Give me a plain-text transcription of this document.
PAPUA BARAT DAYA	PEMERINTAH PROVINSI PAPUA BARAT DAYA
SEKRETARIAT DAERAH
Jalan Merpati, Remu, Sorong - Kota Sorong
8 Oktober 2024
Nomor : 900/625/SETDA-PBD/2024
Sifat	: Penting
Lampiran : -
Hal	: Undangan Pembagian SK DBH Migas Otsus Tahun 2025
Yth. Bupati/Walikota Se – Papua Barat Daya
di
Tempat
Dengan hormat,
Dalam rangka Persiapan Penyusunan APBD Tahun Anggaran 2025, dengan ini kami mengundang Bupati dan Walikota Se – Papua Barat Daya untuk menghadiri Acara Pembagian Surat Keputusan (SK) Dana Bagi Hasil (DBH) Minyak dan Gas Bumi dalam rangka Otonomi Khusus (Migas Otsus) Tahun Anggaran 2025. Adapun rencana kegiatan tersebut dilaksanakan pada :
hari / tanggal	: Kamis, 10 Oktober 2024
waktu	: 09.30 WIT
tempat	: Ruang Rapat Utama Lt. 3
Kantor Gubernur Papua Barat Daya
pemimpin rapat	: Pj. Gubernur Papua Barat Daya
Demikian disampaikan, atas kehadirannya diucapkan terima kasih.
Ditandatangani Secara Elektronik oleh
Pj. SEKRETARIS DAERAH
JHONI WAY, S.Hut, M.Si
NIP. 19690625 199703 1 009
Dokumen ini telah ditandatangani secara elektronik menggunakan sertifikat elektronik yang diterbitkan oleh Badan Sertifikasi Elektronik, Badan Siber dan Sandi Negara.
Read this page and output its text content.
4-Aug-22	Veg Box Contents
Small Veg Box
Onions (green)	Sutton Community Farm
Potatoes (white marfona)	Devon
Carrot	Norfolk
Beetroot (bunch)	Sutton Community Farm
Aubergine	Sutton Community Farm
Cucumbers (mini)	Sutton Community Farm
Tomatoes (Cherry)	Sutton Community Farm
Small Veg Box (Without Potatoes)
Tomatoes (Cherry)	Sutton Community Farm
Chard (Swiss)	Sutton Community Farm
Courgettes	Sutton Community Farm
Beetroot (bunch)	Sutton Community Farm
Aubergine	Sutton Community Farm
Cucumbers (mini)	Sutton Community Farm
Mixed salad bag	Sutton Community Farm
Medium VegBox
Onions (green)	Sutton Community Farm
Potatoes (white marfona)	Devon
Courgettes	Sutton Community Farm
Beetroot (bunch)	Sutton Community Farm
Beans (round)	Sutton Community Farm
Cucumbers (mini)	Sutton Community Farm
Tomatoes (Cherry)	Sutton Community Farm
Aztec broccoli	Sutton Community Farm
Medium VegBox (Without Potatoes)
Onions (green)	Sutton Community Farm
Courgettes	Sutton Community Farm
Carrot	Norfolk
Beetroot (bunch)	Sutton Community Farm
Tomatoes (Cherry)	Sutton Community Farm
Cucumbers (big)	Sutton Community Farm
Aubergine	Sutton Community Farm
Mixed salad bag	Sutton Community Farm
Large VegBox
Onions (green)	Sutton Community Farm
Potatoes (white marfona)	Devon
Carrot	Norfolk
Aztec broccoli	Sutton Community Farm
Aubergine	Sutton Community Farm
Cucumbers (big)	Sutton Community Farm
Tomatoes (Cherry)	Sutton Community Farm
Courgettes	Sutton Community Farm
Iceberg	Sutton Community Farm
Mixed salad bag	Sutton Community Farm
——
▶ **Written instruction**
From the listing above, reproduce all the lines exactly.

▶ **Response below**
Give me a plain-text transcription of this document.
PAPUA BARAT DAYA	PEMERINTAH PROVINSI PAPUA BARAT DAYA
SEKRETARIAT DAERAH
Jalan Merpati, Remu, Sorong - Kota Sorong
8 Oktober 2024
Nomor : 900/625/SETDA-PBD/2024
Sifat	: Penting
Lampiran : -
Hal	: Undangan Pembagian SK DBH Migas Otsus Tahun 2025
Yth. Bupati/Walikota Se – Papua Barat Daya
di
Tempat
Dengan hormat,
Dalam rangka Persiapan Penyusunan APBD Tahun Anggaran 2025, dengan ini kami mengundang Bupati dan Walikota Se – Papua Barat Daya untuk menghadiri Acara Pembagian Surat Keputusan (SK) Dana Bagi Hasil (DBH) Minyak dan Gas Bumi dalam rangka Otonomi Khusus (Migas Otsus) Tahun Anggaran 2025. Adapun rencana kegiatan tersebut dilaksanakan pada :
hari / tanggal	: Kamis, 10 Oktober 2024
waktu	: 09.30 WIT
tempat	: Ruang Rapat Utama Lt. 3
Kantor Gubernur Papua Barat Daya
pemimpin rapat	: Pj. Gubernur Papua Barat Daya
Demikian disampaikan, atas kehadirannya diucapkan terima kasih.
Ditandatangani Secara Elektronik oleh
Pj. SEKRETARIS DAERAH
JHONI WAY, S.Hut, M.Si
NIP. 19690625 199703 1 009
Dokumen ini telah ditandatangani secara elektronik menggunakan sertifikat elektronik yang diterbitkan oleh Badan Sertifikasi Elektronik, Badan Siber dan Sandi Negara.
Read this page and output its text content.
4-Aug-22	Veg Box Contents
Small Veg Box
Onions (green)	Sutton Community Farm
Potatoes (white marfona)	Devon
Carrot	Norfolk
Beetroot (bunch)	Sutton Community Farm
Aubergine	Sutton Community Farm
Cucumbers (mini)	Sutton Community Farm
Tomatoes (Cherry)	Sutton Community Farm
Small Veg Box (Without Potatoes)
Tomatoes (Cherry)	Sutton Community Farm
Chard (Swiss)	Sutton Community Farm
Courgettes	Sutton Community Farm
Beetroot (bunch)	Sutton Community Farm
Aubergine	Sutton Community Farm
Cucumbers (mini)	Sutton Community Farm
Mixed salad bag	Sutton Community Farm
Medium VegBox
Onions (green)	Sutton Community Farm
Potatoes (white marfona)	Devon
Courgettes	Sutton Community Farm
Beetroot (bunch)	Sutton Community Farm
Beans (round)	Sutton Community Farm
Cucumbers (mini)	Sutton Community Farm
Tomatoes (Cherry)	Sutton Community Farm
Aztec broccoli	Sutton Community Farm
Medium VegBox (Without Potatoes)
Onions (green)	Sutton Community Farm
Courgettes	Sutton Community Farm
Carrot	Norfolk
Beetroot (bunch)	Sutton Community Farm
Tomatoes (Cherry)	Sutton Community Farm
Cucumbers (big)	Sutton Community Farm
Aubergine	Sutton Community Farm
Mixed salad bag	Sutton Community Farm
Large VegBox
Onions (green)	Sutton Community Farm
Potatoes (white marfona)	Devon
Carrot	Norfolk
Aztec broccoli	Sutton Community Farm
Aubergine	Sutton Community Farm
Cucumbers (big)	Sutton Community Farm
Tomatoes (Cherry)	Sutton Community Farm
Courgettes	Sutton Community Farm
Iceberg	Sutton Community Farm
Mixed salad bag	Sutton Community Farm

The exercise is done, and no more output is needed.